■ **Your objective**
"value" appears in how many lines of the entries? State only the number.

Lines of data:
★ ★ ★
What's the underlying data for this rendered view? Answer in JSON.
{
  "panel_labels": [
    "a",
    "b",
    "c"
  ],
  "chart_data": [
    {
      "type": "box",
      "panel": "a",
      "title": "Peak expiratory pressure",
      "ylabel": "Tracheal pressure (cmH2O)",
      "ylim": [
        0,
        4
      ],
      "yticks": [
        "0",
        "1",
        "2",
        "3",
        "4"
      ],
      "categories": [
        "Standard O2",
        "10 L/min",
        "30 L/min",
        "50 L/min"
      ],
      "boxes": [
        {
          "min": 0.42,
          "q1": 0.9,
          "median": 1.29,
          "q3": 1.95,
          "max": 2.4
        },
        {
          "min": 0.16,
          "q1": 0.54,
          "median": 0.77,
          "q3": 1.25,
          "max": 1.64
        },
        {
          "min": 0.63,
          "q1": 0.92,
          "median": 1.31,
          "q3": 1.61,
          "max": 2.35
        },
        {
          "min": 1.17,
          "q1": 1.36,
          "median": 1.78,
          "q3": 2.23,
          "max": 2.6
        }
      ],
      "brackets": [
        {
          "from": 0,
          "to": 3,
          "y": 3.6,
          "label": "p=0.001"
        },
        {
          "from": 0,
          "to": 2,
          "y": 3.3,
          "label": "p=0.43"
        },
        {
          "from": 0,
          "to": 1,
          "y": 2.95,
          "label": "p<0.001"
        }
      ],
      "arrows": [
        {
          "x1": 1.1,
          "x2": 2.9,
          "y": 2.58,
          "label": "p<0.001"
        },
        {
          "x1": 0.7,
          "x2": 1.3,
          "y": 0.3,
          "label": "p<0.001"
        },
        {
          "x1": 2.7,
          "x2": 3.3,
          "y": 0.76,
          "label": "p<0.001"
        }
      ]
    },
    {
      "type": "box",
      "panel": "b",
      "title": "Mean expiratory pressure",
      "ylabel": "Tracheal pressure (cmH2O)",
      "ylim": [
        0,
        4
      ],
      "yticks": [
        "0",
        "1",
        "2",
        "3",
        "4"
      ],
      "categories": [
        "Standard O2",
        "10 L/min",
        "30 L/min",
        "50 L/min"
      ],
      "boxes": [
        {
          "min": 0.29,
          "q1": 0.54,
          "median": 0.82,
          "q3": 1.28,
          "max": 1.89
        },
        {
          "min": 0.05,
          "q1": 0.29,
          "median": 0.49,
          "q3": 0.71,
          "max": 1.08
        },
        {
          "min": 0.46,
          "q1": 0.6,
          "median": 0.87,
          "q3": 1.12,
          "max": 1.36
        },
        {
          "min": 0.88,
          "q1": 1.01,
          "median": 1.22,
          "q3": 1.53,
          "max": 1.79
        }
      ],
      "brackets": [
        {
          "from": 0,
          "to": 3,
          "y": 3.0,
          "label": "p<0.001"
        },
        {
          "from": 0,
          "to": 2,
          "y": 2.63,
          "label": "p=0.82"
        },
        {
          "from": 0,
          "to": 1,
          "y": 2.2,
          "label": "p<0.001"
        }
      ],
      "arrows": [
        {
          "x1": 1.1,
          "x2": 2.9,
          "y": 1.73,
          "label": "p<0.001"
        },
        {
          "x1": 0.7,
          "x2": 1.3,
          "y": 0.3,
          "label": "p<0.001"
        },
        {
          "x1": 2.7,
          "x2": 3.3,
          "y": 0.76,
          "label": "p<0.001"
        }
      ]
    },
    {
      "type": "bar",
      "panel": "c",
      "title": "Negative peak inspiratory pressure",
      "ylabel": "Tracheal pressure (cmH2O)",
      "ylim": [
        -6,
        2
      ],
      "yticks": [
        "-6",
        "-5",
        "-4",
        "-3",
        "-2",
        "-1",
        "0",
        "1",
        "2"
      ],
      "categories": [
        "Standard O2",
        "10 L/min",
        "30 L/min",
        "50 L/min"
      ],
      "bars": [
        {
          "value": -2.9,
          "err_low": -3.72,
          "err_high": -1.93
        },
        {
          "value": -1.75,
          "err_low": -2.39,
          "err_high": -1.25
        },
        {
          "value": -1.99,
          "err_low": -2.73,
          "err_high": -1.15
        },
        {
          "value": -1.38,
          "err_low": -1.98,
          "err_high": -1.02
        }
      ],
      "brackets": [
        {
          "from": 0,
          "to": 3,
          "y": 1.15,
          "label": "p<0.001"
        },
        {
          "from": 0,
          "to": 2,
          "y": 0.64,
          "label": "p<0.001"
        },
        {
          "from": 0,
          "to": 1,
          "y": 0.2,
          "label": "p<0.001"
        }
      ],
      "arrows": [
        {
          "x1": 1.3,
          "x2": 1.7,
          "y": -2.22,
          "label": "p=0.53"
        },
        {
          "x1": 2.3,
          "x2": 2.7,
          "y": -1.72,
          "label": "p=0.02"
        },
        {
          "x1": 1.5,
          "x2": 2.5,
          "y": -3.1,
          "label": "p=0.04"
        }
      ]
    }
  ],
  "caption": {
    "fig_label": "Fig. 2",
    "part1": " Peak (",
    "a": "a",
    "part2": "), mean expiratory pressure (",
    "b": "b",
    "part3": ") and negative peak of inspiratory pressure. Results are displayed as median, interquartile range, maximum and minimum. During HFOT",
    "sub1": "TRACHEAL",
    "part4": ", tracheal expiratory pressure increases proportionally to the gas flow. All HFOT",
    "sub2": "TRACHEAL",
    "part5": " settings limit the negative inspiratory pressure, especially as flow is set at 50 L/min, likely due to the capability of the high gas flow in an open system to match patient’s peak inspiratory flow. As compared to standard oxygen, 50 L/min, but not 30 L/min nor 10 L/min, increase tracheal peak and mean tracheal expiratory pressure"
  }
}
★ ★ ★
■ **Output**
4